**Given problem**
Using the listing below, copy every line that mentions "Agriculture".

**Extracted material**
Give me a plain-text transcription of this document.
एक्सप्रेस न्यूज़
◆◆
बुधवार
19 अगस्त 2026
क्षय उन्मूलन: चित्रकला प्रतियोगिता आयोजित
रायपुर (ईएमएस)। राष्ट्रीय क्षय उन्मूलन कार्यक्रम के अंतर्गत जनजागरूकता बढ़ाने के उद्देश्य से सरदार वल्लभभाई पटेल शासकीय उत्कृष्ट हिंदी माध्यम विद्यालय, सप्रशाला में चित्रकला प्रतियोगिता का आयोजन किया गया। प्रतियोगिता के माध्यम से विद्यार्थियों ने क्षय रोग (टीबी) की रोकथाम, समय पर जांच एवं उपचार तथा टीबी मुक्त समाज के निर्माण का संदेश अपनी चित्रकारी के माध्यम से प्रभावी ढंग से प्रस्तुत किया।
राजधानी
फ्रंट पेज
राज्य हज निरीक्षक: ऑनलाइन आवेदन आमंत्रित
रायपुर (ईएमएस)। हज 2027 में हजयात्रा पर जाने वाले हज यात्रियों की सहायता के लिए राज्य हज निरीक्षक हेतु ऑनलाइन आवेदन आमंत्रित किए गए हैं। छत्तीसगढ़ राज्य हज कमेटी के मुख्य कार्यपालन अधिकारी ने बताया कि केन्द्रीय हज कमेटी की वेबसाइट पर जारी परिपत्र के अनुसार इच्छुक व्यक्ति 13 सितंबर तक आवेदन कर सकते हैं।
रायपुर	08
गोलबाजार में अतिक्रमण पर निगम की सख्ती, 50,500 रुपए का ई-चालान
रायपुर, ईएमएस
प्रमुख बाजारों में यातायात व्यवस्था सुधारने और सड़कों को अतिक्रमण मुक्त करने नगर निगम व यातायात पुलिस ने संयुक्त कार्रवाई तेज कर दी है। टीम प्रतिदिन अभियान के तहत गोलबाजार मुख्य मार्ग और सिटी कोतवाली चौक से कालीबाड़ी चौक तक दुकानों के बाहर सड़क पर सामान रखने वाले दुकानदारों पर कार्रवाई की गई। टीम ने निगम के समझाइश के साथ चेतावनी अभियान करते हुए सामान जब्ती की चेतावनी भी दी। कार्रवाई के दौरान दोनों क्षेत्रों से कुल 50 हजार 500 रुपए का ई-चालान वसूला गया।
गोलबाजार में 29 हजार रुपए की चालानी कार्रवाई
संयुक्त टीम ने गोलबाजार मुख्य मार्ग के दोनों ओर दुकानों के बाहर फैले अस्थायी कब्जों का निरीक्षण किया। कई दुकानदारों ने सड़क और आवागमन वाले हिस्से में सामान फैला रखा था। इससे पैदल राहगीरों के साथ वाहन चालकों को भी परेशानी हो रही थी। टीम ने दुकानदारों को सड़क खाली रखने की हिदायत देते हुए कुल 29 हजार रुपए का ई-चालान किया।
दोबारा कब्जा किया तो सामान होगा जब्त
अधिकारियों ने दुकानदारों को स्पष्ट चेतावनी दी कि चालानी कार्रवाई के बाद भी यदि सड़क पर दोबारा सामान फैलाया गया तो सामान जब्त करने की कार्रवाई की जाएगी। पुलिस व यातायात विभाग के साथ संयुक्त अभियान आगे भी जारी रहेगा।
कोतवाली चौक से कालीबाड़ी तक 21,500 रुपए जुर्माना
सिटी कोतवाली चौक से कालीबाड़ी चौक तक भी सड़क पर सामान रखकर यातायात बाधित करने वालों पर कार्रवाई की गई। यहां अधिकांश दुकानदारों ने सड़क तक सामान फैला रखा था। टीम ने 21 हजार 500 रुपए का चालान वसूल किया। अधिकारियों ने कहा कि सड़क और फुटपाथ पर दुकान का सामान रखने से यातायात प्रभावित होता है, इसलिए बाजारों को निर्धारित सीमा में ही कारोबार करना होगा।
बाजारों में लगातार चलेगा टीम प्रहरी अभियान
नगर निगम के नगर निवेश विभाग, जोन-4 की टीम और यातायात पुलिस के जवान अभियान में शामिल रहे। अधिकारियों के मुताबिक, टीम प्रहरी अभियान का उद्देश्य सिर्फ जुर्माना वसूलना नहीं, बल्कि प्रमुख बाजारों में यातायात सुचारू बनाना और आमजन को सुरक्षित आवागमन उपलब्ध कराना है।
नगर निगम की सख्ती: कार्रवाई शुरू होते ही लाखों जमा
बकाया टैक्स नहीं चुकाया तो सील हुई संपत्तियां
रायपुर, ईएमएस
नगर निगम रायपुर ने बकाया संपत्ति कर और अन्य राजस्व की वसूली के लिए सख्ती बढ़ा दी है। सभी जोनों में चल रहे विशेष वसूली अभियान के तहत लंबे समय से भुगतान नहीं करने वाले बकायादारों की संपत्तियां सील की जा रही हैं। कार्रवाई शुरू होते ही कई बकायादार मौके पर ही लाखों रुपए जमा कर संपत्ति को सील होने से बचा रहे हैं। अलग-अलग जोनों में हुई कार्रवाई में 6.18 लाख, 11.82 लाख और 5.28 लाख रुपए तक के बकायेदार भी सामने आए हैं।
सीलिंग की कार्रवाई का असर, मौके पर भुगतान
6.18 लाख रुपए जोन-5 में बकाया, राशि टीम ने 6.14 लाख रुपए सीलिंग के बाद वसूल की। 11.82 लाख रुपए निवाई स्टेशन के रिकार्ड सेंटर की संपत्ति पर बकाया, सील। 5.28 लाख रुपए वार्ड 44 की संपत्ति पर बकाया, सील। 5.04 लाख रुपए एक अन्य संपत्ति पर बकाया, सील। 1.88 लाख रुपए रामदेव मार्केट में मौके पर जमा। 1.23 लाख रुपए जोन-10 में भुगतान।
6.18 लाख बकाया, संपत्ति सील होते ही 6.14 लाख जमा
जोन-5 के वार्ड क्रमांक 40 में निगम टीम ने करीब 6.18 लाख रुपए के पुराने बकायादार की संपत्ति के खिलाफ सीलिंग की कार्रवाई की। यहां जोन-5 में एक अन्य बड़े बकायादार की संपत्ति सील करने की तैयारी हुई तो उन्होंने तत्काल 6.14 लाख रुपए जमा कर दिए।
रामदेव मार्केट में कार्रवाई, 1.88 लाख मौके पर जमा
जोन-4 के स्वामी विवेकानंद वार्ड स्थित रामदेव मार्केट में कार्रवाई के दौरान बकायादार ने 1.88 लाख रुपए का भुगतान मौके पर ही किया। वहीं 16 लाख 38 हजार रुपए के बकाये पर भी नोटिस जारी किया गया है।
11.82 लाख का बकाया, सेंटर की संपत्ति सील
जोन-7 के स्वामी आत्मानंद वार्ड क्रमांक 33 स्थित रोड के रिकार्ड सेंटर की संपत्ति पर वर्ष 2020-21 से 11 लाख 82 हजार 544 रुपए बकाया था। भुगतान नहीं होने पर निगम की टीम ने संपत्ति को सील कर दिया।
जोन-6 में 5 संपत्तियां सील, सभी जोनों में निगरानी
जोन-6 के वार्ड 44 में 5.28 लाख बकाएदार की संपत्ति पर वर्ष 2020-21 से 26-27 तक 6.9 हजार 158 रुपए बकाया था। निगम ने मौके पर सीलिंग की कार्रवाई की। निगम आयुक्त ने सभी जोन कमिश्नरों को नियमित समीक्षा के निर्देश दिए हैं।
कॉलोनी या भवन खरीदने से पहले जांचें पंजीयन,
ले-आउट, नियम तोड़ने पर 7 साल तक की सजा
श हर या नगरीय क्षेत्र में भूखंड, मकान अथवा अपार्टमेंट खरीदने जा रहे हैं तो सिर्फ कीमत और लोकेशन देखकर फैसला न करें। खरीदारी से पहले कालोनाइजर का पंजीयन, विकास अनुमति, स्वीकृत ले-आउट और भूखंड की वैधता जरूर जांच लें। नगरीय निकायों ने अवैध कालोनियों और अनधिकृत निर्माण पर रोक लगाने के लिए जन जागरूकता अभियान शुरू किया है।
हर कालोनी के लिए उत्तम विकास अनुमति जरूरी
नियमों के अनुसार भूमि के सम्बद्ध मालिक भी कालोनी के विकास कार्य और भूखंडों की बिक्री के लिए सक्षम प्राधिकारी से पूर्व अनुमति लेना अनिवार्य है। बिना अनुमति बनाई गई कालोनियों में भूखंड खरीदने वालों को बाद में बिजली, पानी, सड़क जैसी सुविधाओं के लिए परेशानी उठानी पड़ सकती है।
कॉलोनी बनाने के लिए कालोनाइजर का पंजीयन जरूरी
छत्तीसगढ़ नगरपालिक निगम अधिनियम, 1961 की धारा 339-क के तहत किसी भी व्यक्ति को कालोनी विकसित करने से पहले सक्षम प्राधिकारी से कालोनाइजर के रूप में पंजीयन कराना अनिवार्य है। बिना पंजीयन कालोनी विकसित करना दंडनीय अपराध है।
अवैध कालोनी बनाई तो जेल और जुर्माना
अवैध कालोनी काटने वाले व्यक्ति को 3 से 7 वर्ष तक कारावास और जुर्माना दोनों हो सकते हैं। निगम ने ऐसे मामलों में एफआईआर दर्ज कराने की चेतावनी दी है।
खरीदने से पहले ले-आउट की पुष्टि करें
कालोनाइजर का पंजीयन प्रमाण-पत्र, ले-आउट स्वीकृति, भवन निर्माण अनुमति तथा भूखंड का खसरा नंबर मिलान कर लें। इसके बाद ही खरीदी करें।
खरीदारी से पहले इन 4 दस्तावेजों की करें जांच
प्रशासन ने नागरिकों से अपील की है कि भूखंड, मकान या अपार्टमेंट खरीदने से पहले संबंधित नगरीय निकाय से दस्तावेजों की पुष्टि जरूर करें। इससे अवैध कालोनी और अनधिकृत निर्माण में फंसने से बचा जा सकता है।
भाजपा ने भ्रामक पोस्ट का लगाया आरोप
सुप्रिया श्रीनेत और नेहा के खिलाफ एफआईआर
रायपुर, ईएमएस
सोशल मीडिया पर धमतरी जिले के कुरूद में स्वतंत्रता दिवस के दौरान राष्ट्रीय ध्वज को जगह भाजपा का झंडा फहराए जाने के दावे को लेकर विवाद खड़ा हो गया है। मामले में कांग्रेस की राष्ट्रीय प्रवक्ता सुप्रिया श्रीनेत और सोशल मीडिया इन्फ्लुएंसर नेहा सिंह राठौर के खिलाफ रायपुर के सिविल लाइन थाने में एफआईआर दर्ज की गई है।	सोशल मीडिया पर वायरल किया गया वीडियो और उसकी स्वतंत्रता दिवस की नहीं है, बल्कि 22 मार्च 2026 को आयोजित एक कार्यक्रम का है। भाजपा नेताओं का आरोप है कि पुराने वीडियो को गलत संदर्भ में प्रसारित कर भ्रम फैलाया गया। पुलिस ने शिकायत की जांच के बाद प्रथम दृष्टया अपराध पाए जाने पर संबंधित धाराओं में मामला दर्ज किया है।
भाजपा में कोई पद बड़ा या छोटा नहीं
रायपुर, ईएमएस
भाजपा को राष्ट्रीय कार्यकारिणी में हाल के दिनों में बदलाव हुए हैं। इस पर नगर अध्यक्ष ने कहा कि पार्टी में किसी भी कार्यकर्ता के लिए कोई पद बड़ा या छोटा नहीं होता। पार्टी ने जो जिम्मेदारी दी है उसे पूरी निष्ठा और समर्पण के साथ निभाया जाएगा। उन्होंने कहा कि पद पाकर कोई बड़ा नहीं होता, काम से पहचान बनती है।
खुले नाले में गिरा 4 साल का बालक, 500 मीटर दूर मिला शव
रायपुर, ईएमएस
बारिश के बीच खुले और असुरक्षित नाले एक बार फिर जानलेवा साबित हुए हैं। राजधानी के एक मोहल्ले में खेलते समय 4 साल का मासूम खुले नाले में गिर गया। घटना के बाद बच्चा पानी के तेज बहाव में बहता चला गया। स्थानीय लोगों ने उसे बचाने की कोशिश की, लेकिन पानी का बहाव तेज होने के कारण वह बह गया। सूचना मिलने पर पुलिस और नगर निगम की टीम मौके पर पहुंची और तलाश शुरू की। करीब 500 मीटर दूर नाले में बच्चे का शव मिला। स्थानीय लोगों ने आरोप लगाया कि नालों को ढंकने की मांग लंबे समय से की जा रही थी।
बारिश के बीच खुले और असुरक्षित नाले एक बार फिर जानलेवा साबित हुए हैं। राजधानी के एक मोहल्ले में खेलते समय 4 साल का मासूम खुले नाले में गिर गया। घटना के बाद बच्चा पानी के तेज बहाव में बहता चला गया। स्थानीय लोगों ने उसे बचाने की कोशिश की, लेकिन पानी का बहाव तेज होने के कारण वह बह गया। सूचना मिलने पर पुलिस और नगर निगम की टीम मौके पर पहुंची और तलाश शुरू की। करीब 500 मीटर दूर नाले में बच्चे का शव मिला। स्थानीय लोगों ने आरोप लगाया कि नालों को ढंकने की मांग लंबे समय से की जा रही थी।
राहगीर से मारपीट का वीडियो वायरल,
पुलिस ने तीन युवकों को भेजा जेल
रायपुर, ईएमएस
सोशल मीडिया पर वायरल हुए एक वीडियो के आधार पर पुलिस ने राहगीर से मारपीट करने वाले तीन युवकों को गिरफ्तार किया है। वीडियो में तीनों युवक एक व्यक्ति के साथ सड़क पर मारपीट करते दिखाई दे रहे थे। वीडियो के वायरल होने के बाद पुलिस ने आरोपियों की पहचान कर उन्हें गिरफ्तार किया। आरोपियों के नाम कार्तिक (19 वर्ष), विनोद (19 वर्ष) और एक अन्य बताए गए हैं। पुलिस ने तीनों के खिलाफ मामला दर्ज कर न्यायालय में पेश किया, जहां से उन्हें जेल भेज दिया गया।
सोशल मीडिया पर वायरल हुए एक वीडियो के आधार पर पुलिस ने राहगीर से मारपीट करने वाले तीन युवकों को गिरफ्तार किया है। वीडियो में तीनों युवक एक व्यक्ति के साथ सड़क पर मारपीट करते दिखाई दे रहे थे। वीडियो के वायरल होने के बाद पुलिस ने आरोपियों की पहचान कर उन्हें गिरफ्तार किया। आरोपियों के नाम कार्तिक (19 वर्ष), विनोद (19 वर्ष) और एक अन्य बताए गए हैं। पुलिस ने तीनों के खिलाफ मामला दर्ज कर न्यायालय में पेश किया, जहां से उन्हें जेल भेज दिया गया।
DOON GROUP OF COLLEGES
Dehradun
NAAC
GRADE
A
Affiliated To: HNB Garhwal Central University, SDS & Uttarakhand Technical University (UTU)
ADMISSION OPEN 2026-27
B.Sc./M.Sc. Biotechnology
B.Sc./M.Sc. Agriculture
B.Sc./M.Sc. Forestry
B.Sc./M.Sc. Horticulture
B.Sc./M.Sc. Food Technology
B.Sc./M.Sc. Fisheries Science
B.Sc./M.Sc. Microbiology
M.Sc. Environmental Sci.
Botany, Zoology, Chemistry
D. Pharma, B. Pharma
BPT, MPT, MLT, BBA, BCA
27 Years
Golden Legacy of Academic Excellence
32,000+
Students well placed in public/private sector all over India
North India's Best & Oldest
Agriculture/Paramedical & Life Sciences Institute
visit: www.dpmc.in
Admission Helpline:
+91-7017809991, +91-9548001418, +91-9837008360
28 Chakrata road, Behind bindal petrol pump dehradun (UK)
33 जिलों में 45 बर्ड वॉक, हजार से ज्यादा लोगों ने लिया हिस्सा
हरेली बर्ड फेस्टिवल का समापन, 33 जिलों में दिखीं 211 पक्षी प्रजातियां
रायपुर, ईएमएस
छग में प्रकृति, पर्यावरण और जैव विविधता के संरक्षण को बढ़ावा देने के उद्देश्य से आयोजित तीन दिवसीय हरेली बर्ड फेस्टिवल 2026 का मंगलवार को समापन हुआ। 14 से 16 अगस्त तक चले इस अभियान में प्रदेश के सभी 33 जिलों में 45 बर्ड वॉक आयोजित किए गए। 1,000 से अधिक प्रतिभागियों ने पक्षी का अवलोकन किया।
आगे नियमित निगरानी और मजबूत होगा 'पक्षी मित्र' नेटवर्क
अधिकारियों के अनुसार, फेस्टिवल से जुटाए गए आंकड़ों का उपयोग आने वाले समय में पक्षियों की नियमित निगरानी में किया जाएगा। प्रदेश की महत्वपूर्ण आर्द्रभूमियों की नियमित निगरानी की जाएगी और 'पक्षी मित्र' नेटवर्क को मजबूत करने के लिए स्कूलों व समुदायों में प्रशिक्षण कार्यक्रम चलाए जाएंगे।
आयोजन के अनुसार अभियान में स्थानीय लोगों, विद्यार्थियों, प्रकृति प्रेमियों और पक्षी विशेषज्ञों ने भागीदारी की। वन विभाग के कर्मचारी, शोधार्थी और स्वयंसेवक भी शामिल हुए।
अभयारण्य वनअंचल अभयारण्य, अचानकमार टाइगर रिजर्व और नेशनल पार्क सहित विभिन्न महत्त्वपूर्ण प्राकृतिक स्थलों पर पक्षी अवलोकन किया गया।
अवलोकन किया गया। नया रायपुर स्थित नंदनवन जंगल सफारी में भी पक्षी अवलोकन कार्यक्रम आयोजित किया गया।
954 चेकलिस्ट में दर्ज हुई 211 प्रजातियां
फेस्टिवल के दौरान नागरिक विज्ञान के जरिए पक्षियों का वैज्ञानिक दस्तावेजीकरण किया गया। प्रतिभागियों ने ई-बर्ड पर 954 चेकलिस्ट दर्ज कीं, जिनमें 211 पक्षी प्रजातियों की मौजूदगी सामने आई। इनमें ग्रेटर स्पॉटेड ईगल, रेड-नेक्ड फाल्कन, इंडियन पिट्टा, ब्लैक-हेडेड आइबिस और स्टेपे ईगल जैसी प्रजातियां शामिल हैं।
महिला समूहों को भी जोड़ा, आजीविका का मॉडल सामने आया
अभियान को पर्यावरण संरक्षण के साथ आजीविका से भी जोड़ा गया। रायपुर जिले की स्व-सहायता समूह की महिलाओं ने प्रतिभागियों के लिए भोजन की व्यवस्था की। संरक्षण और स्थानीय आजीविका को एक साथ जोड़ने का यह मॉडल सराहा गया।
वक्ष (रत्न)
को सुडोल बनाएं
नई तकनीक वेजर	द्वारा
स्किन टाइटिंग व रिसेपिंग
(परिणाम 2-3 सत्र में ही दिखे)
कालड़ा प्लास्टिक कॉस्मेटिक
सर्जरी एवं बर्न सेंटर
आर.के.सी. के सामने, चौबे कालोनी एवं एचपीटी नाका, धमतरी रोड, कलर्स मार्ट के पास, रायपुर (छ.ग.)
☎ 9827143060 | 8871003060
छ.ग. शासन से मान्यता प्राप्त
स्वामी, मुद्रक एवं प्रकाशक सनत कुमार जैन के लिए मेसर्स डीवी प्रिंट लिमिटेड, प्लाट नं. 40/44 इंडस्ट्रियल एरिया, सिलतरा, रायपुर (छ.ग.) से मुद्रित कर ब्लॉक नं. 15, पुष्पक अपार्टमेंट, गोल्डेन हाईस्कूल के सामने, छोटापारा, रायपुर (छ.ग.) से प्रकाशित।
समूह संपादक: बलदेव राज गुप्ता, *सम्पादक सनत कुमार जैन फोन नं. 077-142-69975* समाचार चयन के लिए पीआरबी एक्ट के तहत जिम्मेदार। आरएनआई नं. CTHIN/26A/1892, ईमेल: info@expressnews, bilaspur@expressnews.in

**Correct response**
B.Sc./M.Sc. Agriculture
Agriculture/Paramedical & Life Sciences Institute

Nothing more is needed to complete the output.